═════ Records for the exercise ═════
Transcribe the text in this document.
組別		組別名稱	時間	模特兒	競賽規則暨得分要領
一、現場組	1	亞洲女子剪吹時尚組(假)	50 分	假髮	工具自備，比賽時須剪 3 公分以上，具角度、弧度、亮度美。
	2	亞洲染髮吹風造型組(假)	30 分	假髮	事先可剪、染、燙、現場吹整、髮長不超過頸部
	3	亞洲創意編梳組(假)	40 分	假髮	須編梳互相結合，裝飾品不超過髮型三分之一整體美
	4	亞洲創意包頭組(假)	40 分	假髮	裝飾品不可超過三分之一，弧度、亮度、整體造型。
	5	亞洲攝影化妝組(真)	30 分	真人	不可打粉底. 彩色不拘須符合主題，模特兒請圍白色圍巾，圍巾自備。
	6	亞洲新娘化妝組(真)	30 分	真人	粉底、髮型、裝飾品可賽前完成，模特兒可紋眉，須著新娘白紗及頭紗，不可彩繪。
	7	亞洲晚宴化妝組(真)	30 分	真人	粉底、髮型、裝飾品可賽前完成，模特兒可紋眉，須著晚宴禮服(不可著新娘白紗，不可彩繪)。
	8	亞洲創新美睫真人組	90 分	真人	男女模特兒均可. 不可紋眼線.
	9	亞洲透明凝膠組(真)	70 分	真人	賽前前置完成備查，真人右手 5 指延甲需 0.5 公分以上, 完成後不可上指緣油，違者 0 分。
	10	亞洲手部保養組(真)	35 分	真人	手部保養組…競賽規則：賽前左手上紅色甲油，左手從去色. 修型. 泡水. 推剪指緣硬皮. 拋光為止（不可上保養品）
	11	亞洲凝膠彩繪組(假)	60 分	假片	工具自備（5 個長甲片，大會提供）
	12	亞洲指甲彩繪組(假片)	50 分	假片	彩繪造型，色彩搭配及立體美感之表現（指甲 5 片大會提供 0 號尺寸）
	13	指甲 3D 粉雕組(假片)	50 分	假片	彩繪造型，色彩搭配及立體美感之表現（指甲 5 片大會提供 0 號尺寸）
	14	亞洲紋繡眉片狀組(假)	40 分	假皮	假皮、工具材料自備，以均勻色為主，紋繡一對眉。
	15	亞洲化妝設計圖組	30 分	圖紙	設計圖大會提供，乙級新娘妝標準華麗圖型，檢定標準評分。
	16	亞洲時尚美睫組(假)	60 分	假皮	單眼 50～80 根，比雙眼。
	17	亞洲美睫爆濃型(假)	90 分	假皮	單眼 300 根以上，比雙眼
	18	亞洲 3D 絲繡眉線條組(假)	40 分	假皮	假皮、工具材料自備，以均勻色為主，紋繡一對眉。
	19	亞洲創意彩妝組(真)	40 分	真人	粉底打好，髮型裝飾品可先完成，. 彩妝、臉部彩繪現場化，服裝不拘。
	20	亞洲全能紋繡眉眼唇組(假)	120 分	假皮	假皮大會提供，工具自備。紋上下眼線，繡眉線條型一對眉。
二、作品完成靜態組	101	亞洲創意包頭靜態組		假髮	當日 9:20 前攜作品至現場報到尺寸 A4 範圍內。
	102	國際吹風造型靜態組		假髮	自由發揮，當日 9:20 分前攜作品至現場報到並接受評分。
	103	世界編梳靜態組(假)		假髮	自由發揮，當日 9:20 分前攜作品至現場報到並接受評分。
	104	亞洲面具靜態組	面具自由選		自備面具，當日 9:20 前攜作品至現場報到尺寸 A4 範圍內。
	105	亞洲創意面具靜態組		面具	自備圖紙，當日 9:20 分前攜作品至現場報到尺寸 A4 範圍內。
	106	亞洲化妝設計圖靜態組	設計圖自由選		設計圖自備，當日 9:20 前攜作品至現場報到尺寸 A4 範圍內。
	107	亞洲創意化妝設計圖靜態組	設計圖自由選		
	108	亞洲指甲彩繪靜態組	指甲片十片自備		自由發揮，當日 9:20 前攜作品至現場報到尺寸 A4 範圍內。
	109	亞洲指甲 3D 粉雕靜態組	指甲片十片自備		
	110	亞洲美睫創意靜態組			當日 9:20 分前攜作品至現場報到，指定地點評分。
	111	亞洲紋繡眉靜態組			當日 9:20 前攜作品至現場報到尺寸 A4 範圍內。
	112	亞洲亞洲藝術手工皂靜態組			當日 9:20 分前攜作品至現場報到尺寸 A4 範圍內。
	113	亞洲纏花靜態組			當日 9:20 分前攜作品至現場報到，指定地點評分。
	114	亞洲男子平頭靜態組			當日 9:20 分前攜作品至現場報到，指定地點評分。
═════
**Given task**: All the data must be duplicated exactly, with nothing added or removed.

**Solution to this task**:
Transcribe the text in this document.
組別		組別名稱	時間	模特兒	競賽規則暨得分要領
一、現場組	1	亞洲女子剪吹時尚組(假)	50 分	假髮	工具自備，比賽時須剪 3 公分以上，具角度、弧度、亮度美。
	2	亞洲染髮吹風造型組(假)	30 分	假髮	事先可剪、染、燙、現場吹整、髮長不超過頸部
	3	亞洲創意編梳組(假)	40 分	假髮	須編梳互相結合，裝飾品不超過髮型三分之一整體美
	4	亞洲創意包頭組(假)	40 分	假髮	裝飾品不可超過三分之一，弧度、亮度、整體造型。
	5	亞洲攝影化妝組(真)	30 分	真人	不可打粉底. 彩色不拘須符合主題，模特兒請圍白色圍巾，圍巾自備。
	6	亞洲新娘化妝組(真)	30 分	真人	粉底、髮型、裝飾品可賽前完成，模特兒可紋眉，須著新娘白紗及頭紗，不可彩繪。
	7	亞洲晚宴化妝組(真)	30 分	真人	粉底、髮型、裝飾品可賽前完成，模特兒可紋眉，須著晚宴禮服(不可著新娘白紗，不可彩繪)。
	8	亞洲創新美睫真人組	90 分	真人	男女模特兒均可. 不可紋眼線.
	9	亞洲透明凝膠組(真)	70 分	真人	賽前前置完成備查，真人右手 5 指延甲需 0.5 公分以上, 完成後不可上指緣油，違者 0 分。
	10	亞洲手部保養組(真)	35 分	真人	手部保養組…競賽規則：賽前左手上紅色甲油，左手從去色. 修型. 泡水. 推剪指緣硬皮. 拋光為止（不可上保養品）
	11	亞洲凝膠彩繪組(假)	60 分	假片	工具自備（5 個長甲片，大會提供）
	12	亞洲指甲彩繪組(假片)	50 分	假片	彩繪造型，色彩搭配及立體美感之表現（指甲 5 片大會提供 0 號尺寸）
	13	指甲 3D 粉雕組(假片)	50 分	假片	彩繪造型，色彩搭配及立體美感之表現（指甲 5 片大會提供 0 號尺寸）
	14	亞洲紋繡眉片狀組(假)	40 分	假皮	假皮、工具材料自備，以均勻色為主，紋繡一對眉。
	15	亞洲化妝設計圖組	30 分	圖紙	設計圖大會提供，乙級新娘妝標準華麗圖型，檢定標準評分。
	16	亞洲時尚美睫組(假)	60 分	假皮	單眼 50～80 根，比雙眼。
	17	亞洲美睫爆濃型(假)	90 分	假皮	單眼 300 根以上，比雙眼
	18	亞洲 3D 絲繡眉線條組(假)	40 分	假皮	假皮、工具材料自備，以均勻色為主，紋繡一對眉。
	19	亞洲創意彩妝組(真)	40 分	真人	粉底打好，髮型裝飾品可先完成，. 彩妝、臉部彩繪現場化，服裝不拘。
	20	亞洲全能紋繡眉眼唇組(假)	120 分	假皮	假皮大會提供，工具自備。紋上下眼線，繡眉線條型一對眉。
二、作品完成靜態組	101	亞洲創意包頭靜態組		假髮	當日 9:20 前攜作品至現場報到尺寸 A4 範圍內。
	102	國際吹風造型靜態組		假髮	自由發揮，當日 9:20 分前攜作品至現場報到並接受評分。
	103	世界編梳靜態組(假)		假髮	自由發揮，當日 9:20 分前攜作品至現場報到並接受評分。
	104	亞洲面具靜態組	面具自由選		自備面具，當日 9:20 前攜作品至現場報到尺寸 A4 範圍內。
	105	亞洲創意面具靜態組		面具	自備圖紙，當日 9:20 分前攜作品至現場報到尺寸 A4 範圍內。
	106	亞洲化妝設計圖靜態組	設計圖自由選		設計圖自備，當日 9:20 前攜作品至現場報到尺寸 A4 範圍內。
	107	亞洲創意化妝設計圖靜態組	設計圖自由選		
	108	亞洲指甲彩繪靜態組	指甲片十片自備		自由發揮，當日 9:20 前攜作品至現場報到尺寸 A4 範圍內。
	109	亞洲指甲 3D 粉雕靜態組	指甲片十片自備		
	110	亞洲美睫創意靜態組			當日 9:20 分前攜作品至現場報到，指定地點評分。
	111	亞洲紋繡眉靜態組			當日 9:20 前攜作品至現場報到尺寸 A4 範圍內。
	112	亞洲亞洲藝術手工皂靜態組			當日 9:20 分前攜作品至現場報到尺寸 A4 範圍內。
	113	亞洲纏花靜態組			當日 9:20 分前攜作品至現場報到，指定地點評分。
	114	亞洲男子平頭靜態組			當日 9:20 分前攜作品至現場報到，指定地點評分。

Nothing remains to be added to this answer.